_Supplied data_
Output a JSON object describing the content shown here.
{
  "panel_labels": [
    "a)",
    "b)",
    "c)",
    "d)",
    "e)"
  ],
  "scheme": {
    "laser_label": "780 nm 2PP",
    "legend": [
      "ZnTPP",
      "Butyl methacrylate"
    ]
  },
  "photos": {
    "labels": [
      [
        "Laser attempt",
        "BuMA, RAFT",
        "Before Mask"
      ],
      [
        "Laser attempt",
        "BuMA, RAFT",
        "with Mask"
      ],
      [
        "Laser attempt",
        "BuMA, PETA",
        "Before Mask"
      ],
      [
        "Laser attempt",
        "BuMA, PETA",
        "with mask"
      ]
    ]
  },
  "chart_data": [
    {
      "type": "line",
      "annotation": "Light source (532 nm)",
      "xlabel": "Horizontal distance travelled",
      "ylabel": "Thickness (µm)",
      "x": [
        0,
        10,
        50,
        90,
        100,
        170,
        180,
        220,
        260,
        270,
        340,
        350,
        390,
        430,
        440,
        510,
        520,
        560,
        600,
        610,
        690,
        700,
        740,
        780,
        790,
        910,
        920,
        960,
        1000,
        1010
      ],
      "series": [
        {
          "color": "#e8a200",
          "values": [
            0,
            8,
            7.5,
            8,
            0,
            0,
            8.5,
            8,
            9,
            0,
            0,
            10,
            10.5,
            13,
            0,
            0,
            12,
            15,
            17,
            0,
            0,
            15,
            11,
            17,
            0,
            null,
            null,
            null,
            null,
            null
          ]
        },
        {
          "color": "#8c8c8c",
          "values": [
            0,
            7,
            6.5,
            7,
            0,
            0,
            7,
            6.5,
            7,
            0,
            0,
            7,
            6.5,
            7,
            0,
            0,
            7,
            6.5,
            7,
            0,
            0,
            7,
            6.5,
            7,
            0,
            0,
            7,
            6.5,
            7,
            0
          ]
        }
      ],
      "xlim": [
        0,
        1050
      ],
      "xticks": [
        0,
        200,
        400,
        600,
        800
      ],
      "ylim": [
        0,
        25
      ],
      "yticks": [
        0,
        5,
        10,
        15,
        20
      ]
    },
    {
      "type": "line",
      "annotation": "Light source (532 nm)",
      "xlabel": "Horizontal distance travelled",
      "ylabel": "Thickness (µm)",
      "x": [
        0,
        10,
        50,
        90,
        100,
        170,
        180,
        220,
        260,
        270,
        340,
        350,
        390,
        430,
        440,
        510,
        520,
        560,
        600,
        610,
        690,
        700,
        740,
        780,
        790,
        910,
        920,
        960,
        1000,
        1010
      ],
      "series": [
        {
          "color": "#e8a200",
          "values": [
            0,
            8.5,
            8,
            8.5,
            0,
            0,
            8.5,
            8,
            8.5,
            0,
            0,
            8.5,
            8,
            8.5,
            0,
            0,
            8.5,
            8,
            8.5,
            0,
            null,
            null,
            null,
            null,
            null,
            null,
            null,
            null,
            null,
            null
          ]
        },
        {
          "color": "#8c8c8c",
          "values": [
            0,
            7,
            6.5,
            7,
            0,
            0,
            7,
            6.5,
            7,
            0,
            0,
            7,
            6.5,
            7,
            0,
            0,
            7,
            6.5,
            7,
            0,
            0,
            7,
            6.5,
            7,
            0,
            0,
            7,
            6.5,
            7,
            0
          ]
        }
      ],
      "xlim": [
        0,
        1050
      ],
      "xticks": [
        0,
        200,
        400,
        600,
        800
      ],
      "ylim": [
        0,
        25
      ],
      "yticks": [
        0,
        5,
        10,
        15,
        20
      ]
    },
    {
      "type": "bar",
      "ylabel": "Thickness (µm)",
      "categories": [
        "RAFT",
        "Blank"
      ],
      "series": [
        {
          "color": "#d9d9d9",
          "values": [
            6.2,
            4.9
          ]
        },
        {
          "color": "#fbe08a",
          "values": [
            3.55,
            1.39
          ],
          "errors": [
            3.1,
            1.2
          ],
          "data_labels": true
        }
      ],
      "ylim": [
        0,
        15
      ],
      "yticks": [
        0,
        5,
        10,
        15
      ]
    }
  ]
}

_Aim of the task_
Retype the records above exactly.

_Task output_
Output a JSON object describing the content shown here.
{
  "panel_labels": [
    "a)",
    "b)",
    "c)",
    "d)",
    "e)"
  ],
  "scheme": {
    "laser_label": "780 nm 2PP",
    "legend": [
      "ZnTPP",
      "Butyl methacrylate"
    ]
  },
  "photos": {
    "labels": [
      [
        "Laser attempt",
        "BuMA, RAFT",
        "Before Mask"
      ],
      [
        "Laser attempt",
        "BuMA, RAFT",
        "with Mask"
      ],
      [
        "Laser attempt",
        "BuMA, PETA",
        "Before Mask"
      ],
      [
        "Laser attempt",
        "BuMA, PETA",
        "with mask"
      ]
    ]
  },
  "chart_data": [
    {
      "type": "line",
      "annotation": "Light source (532 nm)",
      "xlabel": "Horizontal distance travelled",
      "ylabel": "Thickness (µm)",
      "x": [
        0,
        10,
        50,
        90,
        100,
        170,
        180,
        220,
        260,
        270,
        340,
        350,
        390,
        430,
        440,
        510,
        520,
        560,
        600,
        610,
        690,
        700,
        740,
        780,
        790,
        910,
        920,
        960,
        1000,
        1010
      ],
      "series": [
        {
          "color": "#e8a200",
          "values": [
            0,
            8,
            7.5,
            8,
            0,
            0,
            8.5,
            8,
            9,
            0,
            0,
            10,
            10.5,
            13,
            0,
            0,
            12,
            15,
            17,
            0,
            0,
            15,
            11,
            17,
            0,
            null,
            null,
            null,
            null,
            null
          ]
        },
        {
          "color": "#8c8c8c",
          "values": [
            0,
            7,
            6.5,
            7,
            0,
            0,
            7,
            6.5,
            7,
            0,
            0,
            7,
            6.5,
            7,
            0,
            0,
            7,
            6.5,
            7,
            0,
            0,
            7,
            6.5,
            7,
            0,
            0,
            7,
            6.5,
            7,
            0
          ]
        }
      ],
      "xlim": [
        0,
        1050
      ],
      "xticks": [
        0,
        200,
        400,
        600,
        800
      ],
      "ylim": [
        0,
        25
      ],
      "yticks": [
        0,
        5,
        10,
        15,
        20
      ]
    },
    {
      "type": "line",
      "annotation": "Light source (532 nm)",
      "xlabel": "Horizontal distance travelled",
      "ylabel": "Thickness (µm)",
      "x": [
        0,
        10,
        50,
        90,
        100,
        170,
        180,
        220,
        260,
        270,
        340,
        350,
        390,
        430,
        440,
        510,
        520,
        560,
        600,
        610,
        690,
        700,
        740,
        780,
        790,
        910,
        920,
        960,
        1000,
        1010
      ],
      "series": [
        {
          "color": "#e8a200",
          "values": [
            0,
            8.5,
            8,
            8.5,
            0,
            0,
            8.5,
            8,
            8.5,
            0,
            0,
            8.5,
            8,
            8.5,
            0,
            0,
            8.5,
            8,
            8.5,
            0,
            null,
            null,
            null,
            null,
            null,
            null,
            null,
            null,
            null,
            null
          ]
        },
        {
          "color": "#8c8c8c",
          "values": [
            0,
            7,
            6.5,
            7,
            0,
            0,
            7,
            6.5,
            7,
            0,
            0,
            7,
            6.5,
            7,
            0,
            0,
            7,
            6.5,
            7,
            0,
            0,
            7,
            6.5,
            7,
            0,
            0,
            7,
            6.5,
            7,
            0
          ]
        }
      ],
      "xlim": [
        0,
        1050
      ],
      "xticks": [
        0,
        200,
        400,
        600,
        800
      ],
      "ylim": [
        0,
        25
      ],
      "yticks": [
        0,
        5,
        10,
        15,
        20
      ]
    },
    {
      "type": "bar",
      "ylabel": "Thickness (µm)",
      "categories": [
        "RAFT",
        "Blank"
      ],
      "series": [
        {
          "color": "#d9d9d9",
          "values": [
            6.2,
            4.9
          ]
        },
        {
          "color": "#fbe08a",
          "values": [
            3.55,
            1.39
          ],
          "errors": [
            3.1,
            1.2
          ],
          "data_labels": true
        }
      ],
      "ylim": [
        0,
        15
      ],
      "yticks": [
        0,
        5,
        10,
        15
      ]
    }
  ]
}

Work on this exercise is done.